Exercise task => Copy every line of the data in which the word "winding" occurs.

******

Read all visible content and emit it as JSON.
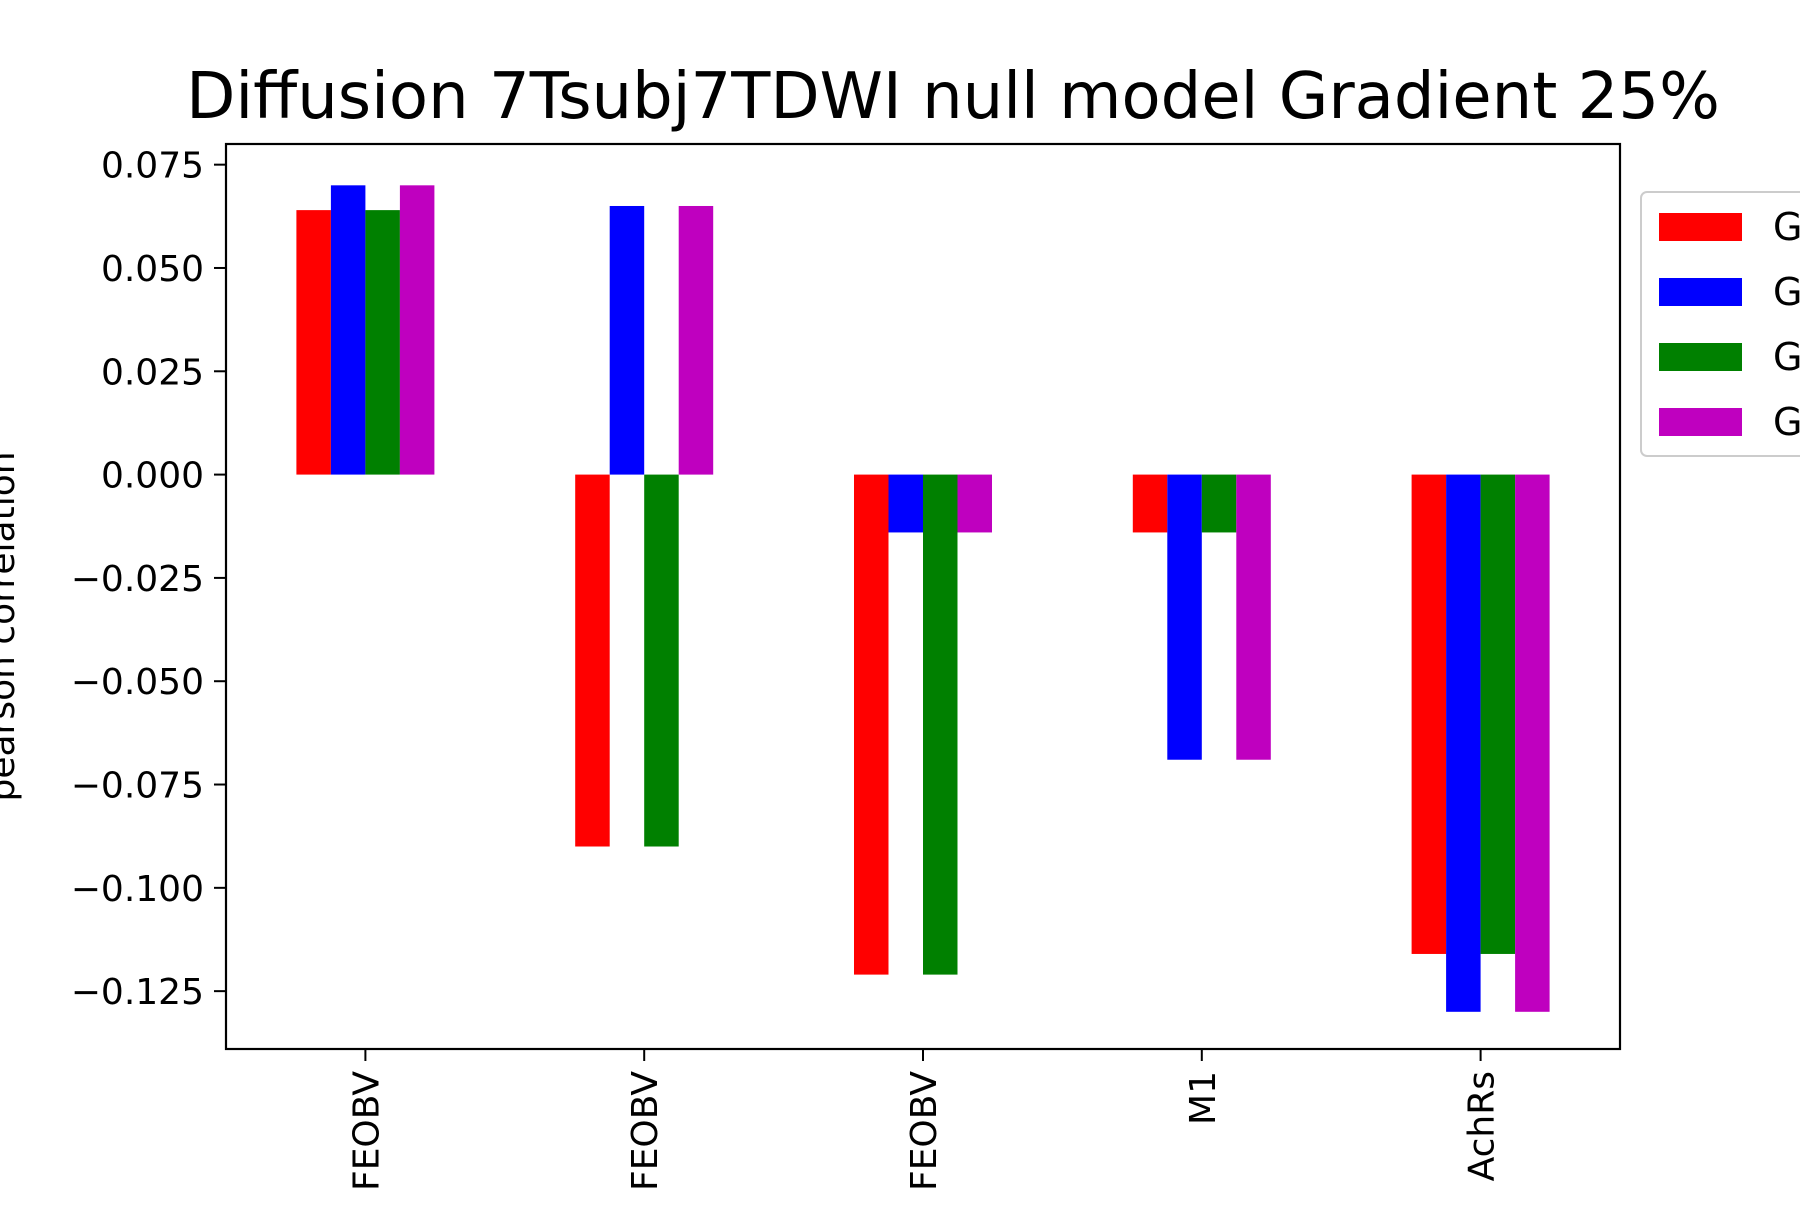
{
  "chart_data": {
    "type": "bar",
    "title": "Diffusion 7Tsubj7TDWI null model Gradient 25%",
    "xlabel": "",
    "ylabel": "pearson correlation",
    "categories": [
      "FEOBV",
      "FEOBV",
      "FEOBV",
      "M1",
      "AchRs"
    ],
    "series": [
      {
        "name": "G",
        "color": "#ff0000",
        "values": [
          0.064,
          -0.09,
          -0.121,
          -0.014,
          -0.116
        ]
      },
      {
        "name": "G",
        "color": "#0000ff",
        "values": [
          0.07,
          0.065,
          -0.014,
          -0.069,
          -0.13
        ]
      },
      {
        "name": "G",
        "color": "#008000",
        "values": [
          0.064,
          -0.09,
          -0.121,
          -0.014,
          -0.116
        ]
      },
      {
        "name": "G",
        "color": "#bf00bf",
        "values": [
          0.07,
          0.065,
          -0.014,
          -0.069,
          -0.13
        ]
      }
    ],
    "yticks": [
      0.075,
      0.05,
      0.025,
      0.0,
      -0.025,
      -0.05,
      -0.075,
      -0.1,
      -0.125
    ],
    "ytick_labels": [
      "0.075",
      "0.050",
      "0.025",
      "0.000",
      "−0.025",
      "−0.050",
      "−0.075",
      "−0.100",
      "−0.125"
    ],
    "ylim": [
      -0.139,
      0.08
    ],
    "grid": false,
    "legend_position": "right, outside plot"
  }
}
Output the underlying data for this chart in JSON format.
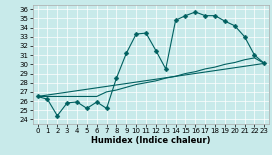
{
  "xlabel": "Humidex (Indice chaleur)",
  "bg_color": "#c8eaea",
  "line_color": "#006060",
  "xlim": [
    -0.5,
    23.5
  ],
  "ylim": [
    23.5,
    36.5
  ],
  "xticks": [
    0,
    1,
    2,
    3,
    4,
    5,
    6,
    7,
    8,
    9,
    10,
    11,
    12,
    13,
    14,
    15,
    16,
    17,
    18,
    19,
    20,
    21,
    22,
    23
  ],
  "yticks": [
    24,
    25,
    26,
    27,
    28,
    29,
    30,
    31,
    32,
    33,
    34,
    35,
    36
  ],
  "line1_x": [
    0,
    1,
    2,
    3,
    4,
    5,
    6,
    7,
    8,
    9,
    10,
    11,
    12,
    13,
    14,
    15,
    16,
    17,
    18,
    19,
    20,
    21,
    22,
    23
  ],
  "line1_y": [
    26.5,
    26.2,
    24.4,
    25.8,
    25.9,
    25.2,
    25.9,
    25.2,
    28.5,
    31.2,
    33.3,
    33.4,
    31.5,
    29.5,
    34.8,
    35.3,
    35.7,
    35.3,
    35.3,
    34.7,
    34.2,
    33.0,
    31.0,
    30.1
  ],
  "line2_x": [
    0,
    23
  ],
  "line2_y": [
    26.5,
    30.1
  ],
  "line3_x": [
    0,
    1,
    2,
    3,
    4,
    5,
    6,
    7,
    8,
    9,
    10,
    11,
    12,
    13,
    14,
    15,
    16,
    17,
    18,
    19,
    20,
    21,
    22,
    23
  ],
  "line3_y": [
    26.5,
    26.5,
    26.5,
    26.5,
    26.5,
    26.5,
    26.5,
    27.0,
    27.2,
    27.5,
    27.8,
    28.0,
    28.2,
    28.5,
    28.7,
    29.0,
    29.2,
    29.5,
    29.7,
    30.0,
    30.2,
    30.5,
    30.7,
    30.1
  ],
  "marker_size": 2.5
}
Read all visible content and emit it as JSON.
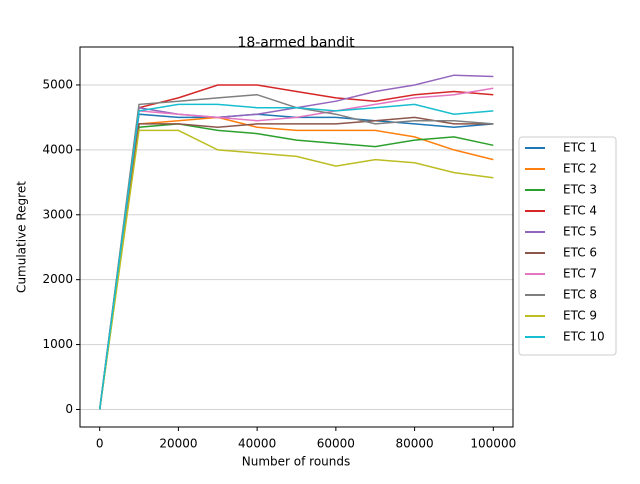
{
  "chart_data": {
    "type": "line",
    "title": "18-armed bandit",
    "xlabel": "Number of rounds",
    "ylabel": "Cumulative Regret",
    "x": [
      0,
      10000,
      20000,
      30000,
      40000,
      50000,
      60000,
      70000,
      80000,
      90000,
      100000
    ],
    "series": [
      {
        "name": "ETC 1",
        "color": "#1f77b4",
        "values": [
          0,
          4550,
          4500,
          4500,
          4550,
          4500,
          4500,
          4450,
          4400,
          4350,
          4400
        ]
      },
      {
        "name": "ETC 2",
        "color": "#ff7f0e",
        "values": [
          0,
          4400,
          4450,
          4500,
          4350,
          4300,
          4300,
          4300,
          4200,
          4000,
          3850
        ]
      },
      {
        "name": "ETC 3",
        "color": "#2ca02c",
        "values": [
          0,
          4350,
          4400,
          4300,
          4250,
          4150,
          4100,
          4050,
          4150,
          4200,
          4070
        ]
      },
      {
        "name": "ETC 4",
        "color": "#d62728",
        "values": [
          0,
          4650,
          4800,
          5000,
          5000,
          4900,
          4800,
          4750,
          4850,
          4900,
          4850
        ]
      },
      {
        "name": "ETC 5",
        "color": "#9467bd",
        "values": [
          0,
          4650,
          4550,
          4500,
          4550,
          4650,
          4750,
          4900,
          5000,
          5150,
          5130
        ]
      },
      {
        "name": "ETC 6",
        "color": "#8c564b",
        "values": [
          0,
          4400,
          4400,
          4350,
          4400,
          4400,
          4400,
          4450,
          4500,
          4400,
          4400
        ]
      },
      {
        "name": "ETC 7",
        "color": "#e377c2",
        "values": [
          0,
          4600,
          4550,
          4500,
          4450,
          4500,
          4600,
          4700,
          4800,
          4850,
          4950
        ]
      },
      {
        "name": "ETC 8",
        "color": "#7f7f7f",
        "values": [
          0,
          4700,
          4750,
          4800,
          4850,
          4650,
          4550,
          4400,
          4450,
          4450,
          4400
        ]
      },
      {
        "name": "ETC 9",
        "color": "#bcbd22",
        "values": [
          0,
          4300,
          4300,
          4000,
          3950,
          3900,
          3750,
          3850,
          3800,
          3650,
          3570
        ]
      },
      {
        "name": "ETC 10",
        "color": "#17becf",
        "values": [
          0,
          4600,
          4700,
          4700,
          4650,
          4650,
          4600,
          4650,
          4700,
          4550,
          4600
        ]
      }
    ],
    "xlim": [
      -5000,
      105000
    ],
    "ylim": [
      -270,
      5585
    ],
    "xticks": [
      0,
      20000,
      40000,
      60000,
      80000,
      100000
    ],
    "yticks": [
      0,
      1000,
      2000,
      3000,
      4000,
      5000
    ],
    "grid": "y",
    "legend": "right"
  }
}
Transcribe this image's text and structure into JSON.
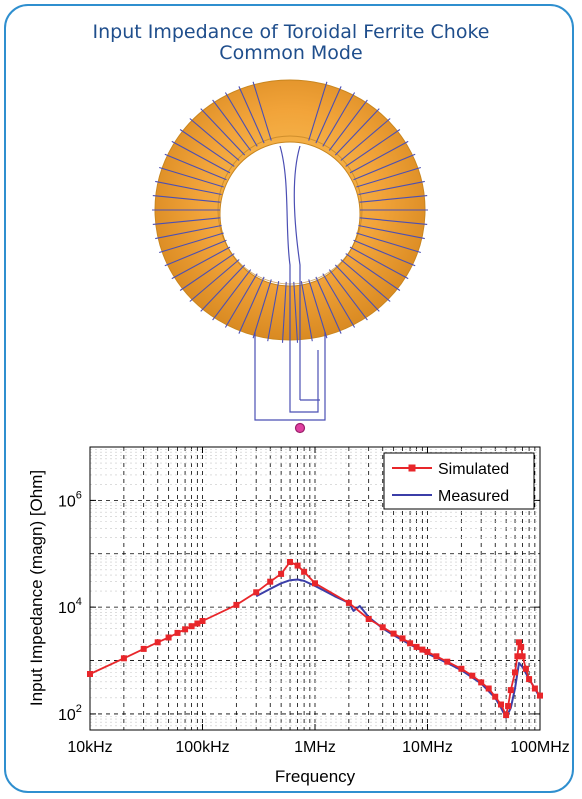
{
  "figure_title": {
    "line1": "Input Impedance of Toroidal Ferrite Choke",
    "line2": "Common Mode"
  },
  "colors": {
    "frame": "#2f8fcf",
    "title": "#1f4e8c",
    "toroid": "#f2a43a",
    "winding": "#4b4fb4",
    "simulated": "#e8262a",
    "measured": "#3b3ea8"
  },
  "toroid_model": {
    "winding_icon": "toroid-winding-icon",
    "feed_port_icon": "feed-port-icon"
  },
  "chart_data": {
    "type": "line",
    "xscale": "log",
    "yscale": "log",
    "xlabel": "Frequency",
    "ylabel": "Input Impedance (magn) [Ohm]",
    "xlim": [
      10000,
      100000000
    ],
    "ylim": [
      50,
      10000000
    ],
    "grid": true,
    "legend_position": "top-right",
    "x_tick_labels": [
      {
        "value": 10000,
        "label": "10kHz"
      },
      {
        "value": 100000,
        "label": "100kHz"
      },
      {
        "value": 1000000,
        "label": "1MHz"
      },
      {
        "value": 10000000,
        "label": "10MHz"
      },
      {
        "value": 100000000,
        "label": "100MHz"
      }
    ],
    "y_tick_labels": [
      {
        "value": 100,
        "base": "10",
        "exp": "2"
      },
      {
        "value": 10000,
        "base": "10",
        "exp": "4"
      },
      {
        "value": 1000000,
        "base": "10",
        "exp": "6"
      }
    ],
    "series": [
      {
        "name": "Simulated",
        "markers": true,
        "x": [
          10000,
          20000,
          30000,
          40000,
          50000,
          60000,
          70000,
          80000,
          90000,
          100000,
          200000,
          300000,
          400000,
          500000,
          600000,
          700000,
          800000,
          1000000,
          2000000,
          3000000,
          4000000,
          5000000,
          6000000,
          7000000,
          8000000,
          9000000,
          10000000,
          12000000,
          15000000,
          20000000,
          25000000,
          30000000,
          35000000,
          40000000,
          45000000,
          50000000,
          52000000,
          55000000,
          60000000,
          63000000,
          65000000,
          68000000,
          70000000,
          75000000,
          80000000,
          90000000,
          100000000
        ],
        "y": [
          560,
          1100,
          1650,
          2200,
          2700,
          3300,
          3850,
          4400,
          4950,
          5500,
          11000,
          19000,
          30000,
          42000,
          70000,
          60000,
          46000,
          28000,
          12000,
          6000,
          4200,
          3200,
          2600,
          2100,
          1800,
          1600,
          1450,
          1200,
          950,
          700,
          520,
          390,
          300,
          210,
          150,
          95,
          140,
          280,
          600,
          1200,
          2200,
          1800,
          1200,
          700,
          450,
          300,
          220
        ]
      },
      {
        "name": "Measured",
        "markers": false,
        "x": [
          300000,
          400000,
          500000,
          600000,
          700000,
          800000,
          1000000,
          1500000,
          2000000,
          2200000,
          2500000,
          3000000,
          4000000,
          5000000,
          7000000,
          10000000,
          15000000,
          20000000,
          30000000,
          40000000,
          45000000,
          50000000,
          55000000,
          60000000,
          65000000,
          70000000,
          80000000,
          90000000,
          100000000
        ],
        "y": [
          16000,
          22000,
          28000,
          32000,
          33000,
          31000,
          25000,
          16000,
          12000,
          8500,
          10500,
          6500,
          4000,
          3000,
          2000,
          1350,
          900,
          660,
          370,
          200,
          130,
          85,
          130,
          300,
          900,
          750,
          450,
          300,
          200
        ]
      }
    ]
  }
}
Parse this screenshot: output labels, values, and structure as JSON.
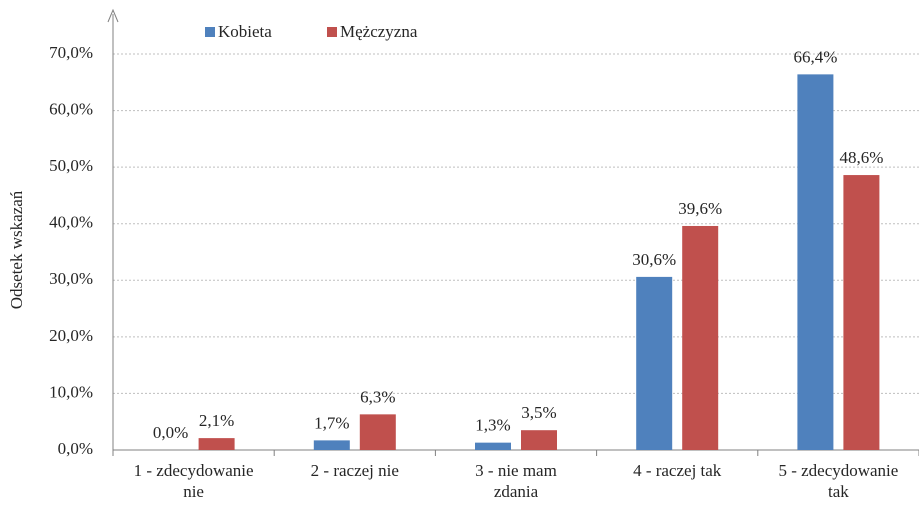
{
  "chart_data": {
    "type": "bar",
    "y_axis_label": "Odsetek wskazań",
    "categories": [
      "1 - zdecydowanie\nnie",
      "2 - raczej nie",
      "3 - nie mam\nzdania",
      "4 - raczej tak",
      "5 - zdecydowanie\ntak"
    ],
    "series": [
      {
        "name": "Kobieta",
        "color": "#4f81bd",
        "values": [
          0.0,
          1.7,
          1.3,
          30.6,
          66.4
        ],
        "value_labels": [
          "0,0%",
          "1,7%",
          "1,3%",
          "30,6%",
          "66,4%"
        ]
      },
      {
        "name": "Mężczyzna",
        "color": "#c0504d",
        "values": [
          2.1,
          6.3,
          3.5,
          39.6,
          48.6
        ],
        "value_labels": [
          "2,1%",
          "6,3%",
          "3,5%",
          "39,6%",
          "48,6%"
        ]
      }
    ],
    "ylim": [
      0,
      70
    ],
    "yticks": [
      {
        "value": 0,
        "label": "0,0%"
      },
      {
        "value": 10,
        "label": "10,0%"
      },
      {
        "value": 20,
        "label": "20,0%"
      },
      {
        "value": 30,
        "label": "30,0%"
      },
      {
        "value": 40,
        "label": "40,0%"
      },
      {
        "value": 50,
        "label": "50,0%"
      },
      {
        "value": 60,
        "label": "60,0%"
      },
      {
        "value": 70,
        "label": "70,0%"
      }
    ],
    "grid": true,
    "legend": "top"
  }
}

******

Finished task =>
    "winding": "#4b4fb4",
    "winding_icon": "toroid-winding-icon",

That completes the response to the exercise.